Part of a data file
============================================================
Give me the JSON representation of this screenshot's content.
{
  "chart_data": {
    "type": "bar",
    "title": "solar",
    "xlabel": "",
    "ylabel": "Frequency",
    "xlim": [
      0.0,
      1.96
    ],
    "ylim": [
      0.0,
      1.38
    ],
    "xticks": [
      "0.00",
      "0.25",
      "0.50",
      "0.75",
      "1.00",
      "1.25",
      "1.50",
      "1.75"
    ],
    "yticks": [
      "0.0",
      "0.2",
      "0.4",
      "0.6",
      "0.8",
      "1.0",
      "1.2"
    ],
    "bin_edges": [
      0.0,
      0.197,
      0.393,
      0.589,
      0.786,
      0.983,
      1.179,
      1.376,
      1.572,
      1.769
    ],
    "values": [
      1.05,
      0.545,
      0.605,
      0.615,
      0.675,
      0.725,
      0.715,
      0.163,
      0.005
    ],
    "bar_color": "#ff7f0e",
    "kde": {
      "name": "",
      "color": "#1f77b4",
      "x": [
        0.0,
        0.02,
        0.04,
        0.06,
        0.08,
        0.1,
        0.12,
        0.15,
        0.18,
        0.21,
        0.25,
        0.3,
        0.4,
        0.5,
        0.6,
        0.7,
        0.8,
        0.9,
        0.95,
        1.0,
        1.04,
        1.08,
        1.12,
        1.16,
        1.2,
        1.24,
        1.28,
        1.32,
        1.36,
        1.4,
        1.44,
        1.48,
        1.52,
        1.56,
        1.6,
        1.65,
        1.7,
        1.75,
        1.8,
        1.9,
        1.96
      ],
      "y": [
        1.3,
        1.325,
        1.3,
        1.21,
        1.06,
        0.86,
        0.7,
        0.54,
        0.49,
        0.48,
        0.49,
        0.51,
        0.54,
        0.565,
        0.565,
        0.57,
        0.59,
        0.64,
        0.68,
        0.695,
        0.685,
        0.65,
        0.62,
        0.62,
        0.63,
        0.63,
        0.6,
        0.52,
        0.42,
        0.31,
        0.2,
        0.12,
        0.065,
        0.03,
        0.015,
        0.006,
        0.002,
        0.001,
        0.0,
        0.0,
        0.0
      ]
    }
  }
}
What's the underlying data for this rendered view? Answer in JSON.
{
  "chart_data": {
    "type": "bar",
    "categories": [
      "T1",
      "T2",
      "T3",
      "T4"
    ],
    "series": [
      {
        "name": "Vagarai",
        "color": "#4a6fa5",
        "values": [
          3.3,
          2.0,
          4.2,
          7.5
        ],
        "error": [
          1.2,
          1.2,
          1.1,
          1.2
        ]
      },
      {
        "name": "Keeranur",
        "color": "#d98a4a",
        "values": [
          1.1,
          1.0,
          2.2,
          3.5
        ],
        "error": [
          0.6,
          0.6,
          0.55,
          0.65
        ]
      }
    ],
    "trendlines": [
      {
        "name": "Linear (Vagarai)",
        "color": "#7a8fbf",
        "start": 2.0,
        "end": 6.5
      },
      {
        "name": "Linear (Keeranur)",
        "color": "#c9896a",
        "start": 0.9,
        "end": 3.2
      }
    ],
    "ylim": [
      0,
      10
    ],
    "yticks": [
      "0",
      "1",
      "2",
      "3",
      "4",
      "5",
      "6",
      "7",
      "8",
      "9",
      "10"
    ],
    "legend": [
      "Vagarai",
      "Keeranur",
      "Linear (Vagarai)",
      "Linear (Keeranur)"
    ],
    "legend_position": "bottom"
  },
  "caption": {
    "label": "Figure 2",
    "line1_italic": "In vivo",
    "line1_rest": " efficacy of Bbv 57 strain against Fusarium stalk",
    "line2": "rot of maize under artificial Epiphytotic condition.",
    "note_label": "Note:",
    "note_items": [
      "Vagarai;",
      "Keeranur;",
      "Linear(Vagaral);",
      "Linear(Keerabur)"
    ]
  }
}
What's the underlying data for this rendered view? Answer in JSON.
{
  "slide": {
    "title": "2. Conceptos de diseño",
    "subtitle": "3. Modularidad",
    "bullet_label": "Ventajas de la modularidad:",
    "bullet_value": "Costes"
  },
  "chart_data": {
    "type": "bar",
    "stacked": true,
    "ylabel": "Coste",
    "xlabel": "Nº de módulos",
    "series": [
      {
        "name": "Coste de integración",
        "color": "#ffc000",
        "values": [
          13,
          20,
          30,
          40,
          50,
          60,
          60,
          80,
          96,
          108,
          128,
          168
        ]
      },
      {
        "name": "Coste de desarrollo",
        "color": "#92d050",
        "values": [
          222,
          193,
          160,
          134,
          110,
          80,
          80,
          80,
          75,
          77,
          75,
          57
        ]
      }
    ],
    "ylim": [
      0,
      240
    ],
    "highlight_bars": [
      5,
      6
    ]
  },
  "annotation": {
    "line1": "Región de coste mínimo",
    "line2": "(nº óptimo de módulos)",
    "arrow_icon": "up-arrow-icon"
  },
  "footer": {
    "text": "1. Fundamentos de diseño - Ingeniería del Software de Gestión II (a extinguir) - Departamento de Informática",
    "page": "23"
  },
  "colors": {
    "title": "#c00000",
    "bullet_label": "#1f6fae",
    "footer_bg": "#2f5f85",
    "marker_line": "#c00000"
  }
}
============================================================
PROBLEM TO SOLVE: Please return the data above exactly as given.

COMPLETE RESPONSE:
Give me the JSON representation of this screenshot's content.
{
  "chart_data": {
    "type": "bar",
    "title": "solar",
    "xlabel": "",
    "ylabel": "Frequency",
    "xlim": [
      0.0,
      1.96
    ],
    "ylim": [
      0.0,
      1.38
    ],
    "xticks": [
      "0.00",
      "0.25",
      "0.50",
      "0.75",
      "1.00",
      "1.25",
      "1.50",
      "1.75"
    ],
    "yticks": [
      "0.0",
      "0.2",
      "0.4",
      "0.6",
      "0.8",
      "1.0",
      "1.2"
    ],
    "bin_edges": [
      0.0,
      0.197,
      0.393,
      0.589,
      0.786,
      0.983,
      1.179,
      1.376,
      1.572,
      1.769
    ],
    "values": [
      1.05,
      0.545,
      0.605,
      0.615,
      0.675,
      0.725,
      0.715,
      0.163,
      0.005
    ],
    "bar_color": "#ff7f0e",
    "kde": {
      "name": "",
      "color": "#1f77b4",
      "x": [
        0.0,
        0.02,
        0.04,
        0.06,
        0.08,
        0.1,
        0.12,
        0.15,
        0.18,
        0.21,
        0.25,
        0.3,
        0.4,
        0.5,
        0.6,
        0.7,
        0.8,
        0.9,
        0.95,
        1.0,
        1.04,
        1.08,
        1.12,
        1.16,
        1.2,
        1.24,
        1.28,
        1.32,
        1.36,
        1.4,
        1.44,
        1.48,
        1.52,
        1.56,
        1.6,
        1.65,
        1.7,
        1.75,
        1.8,
        1.9,
        1.96
      ],
      "y": [
        1.3,
        1.325,
        1.3,
        1.21,
        1.06,
        0.86,
        0.7,
        0.54,
        0.49,
        0.48,
        0.49,
        0.51,
        0.54,
        0.565,
        0.565,
        0.57,
        0.59,
        0.64,
        0.68,
        0.695,
        0.685,
        0.65,
        0.62,
        0.62,
        0.63,
        0.63,
        0.6,
        0.52,
        0.42,
        0.31,
        0.2,
        0.12,
        0.065,
        0.03,
        0.015,
        0.006,
        0.002,
        0.001,
        0.0,
        0.0,
        0.0
      ]
    }
  }
}
What's the underlying data for this rendered view? Answer in JSON.
{
  "chart_data": {
    "type": "bar",
    "categories": [
      "T1",
      "T2",
      "T3",
      "T4"
    ],
    "series": [
      {
        "name": "Vagarai",
        "color": "#4a6fa5",
        "values": [
          3.3,
          2.0,
          4.2,
          7.5
        ],
        "error": [
          1.2,
          1.2,
          1.1,
          1.2
        ]
      },
      {
        "name": "Keeranur",
        "color": "#d98a4a",
        "values": [
          1.1,
          1.0,
          2.2,
          3.5
        ],
        "error": [
          0.6,
          0.6,
          0.55,
          0.65
        ]
      }
    ],
    "trendlines": [
      {
        "name": "Linear (Vagarai)",
        "color": "#7a8fbf",
        "start": 2.0,
        "end": 6.5
      },
      {
        "name": "Linear (Keeranur)",
        "color": "#c9896a",
        "start": 0.9,
        "end": 3.2
      }
    ],
    "ylim": [
      0,
      10
    ],
    "yticks": [
      "0",
      "1",
      "2",
      "3",
      "4",
      "5",
      "6",
      "7",
      "8",
      "9",
      "10"
    ],
    "legend": [
      "Vagarai",
      "Keeranur",
      "Linear (Vagarai)",
      "Linear (Keeranur)"
    ],
    "legend_position": "bottom"
  },
  "caption": {
    "label": "Figure 2",
    "line1_italic": "In vivo",
    "line1_rest": " efficacy of Bbv 57 strain against Fusarium stalk",
    "line2": "rot of maize under artificial Epiphytotic condition.",
    "note_label": "Note:",
    "note_items": [
      "Vagarai;",
      "Keeranur;",
      "Linear(Vagaral);",
      "Linear(Keerabur)"
    ]
  }
}
What's the underlying data for this rendered view? Answer in JSON.
{
  "slide": {
    "title": "2. Conceptos de diseño",
    "subtitle": "3. Modularidad",
    "bullet_label": "Ventajas de la modularidad:",
    "bullet_value": "Costes"
  },
  "chart_data": {
    "type": "bar",
    "stacked": true,
    "ylabel": "Coste",
    "xlabel": "Nº de módulos",
    "series": [
      {
        "name": "Coste de integración",
        "color": "#ffc000",
        "values": [
          13,
          20,
          30,
          40,
          50,
          60,
          60,
          80,
          96,
          108,
          128,
          168
        ]
      },
      {
        "name": "Coste de desarrollo",
        "color": "#92d050",
        "values": [
          222,
          193,
          160,
          134,
          110,
          80,
          80,
          80,
          75,
          77,
          75,
          57
        ]
      }
    ],
    "ylim": [
      0,
      240
    ],
    "highlight_bars": [
      5,
      6
    ]
  },
  "annotation": {
    "line1": "Región de coste mínimo",
    "line2": "(nº óptimo de módulos)",
    "arrow_icon": "up-arrow-icon"
  },
  "footer": {
    "text": "1. Fundamentos de diseño - Ingeniería del Software de Gestión II (a extinguir) - Departamento de Informática",
    "page": "23"
  },
  "colors": {
    "title": "#c00000",
    "bullet_label": "#1f6fae",
    "footer_bg": "#2f5f85",
    "marker_line": "#c00000"
  }
}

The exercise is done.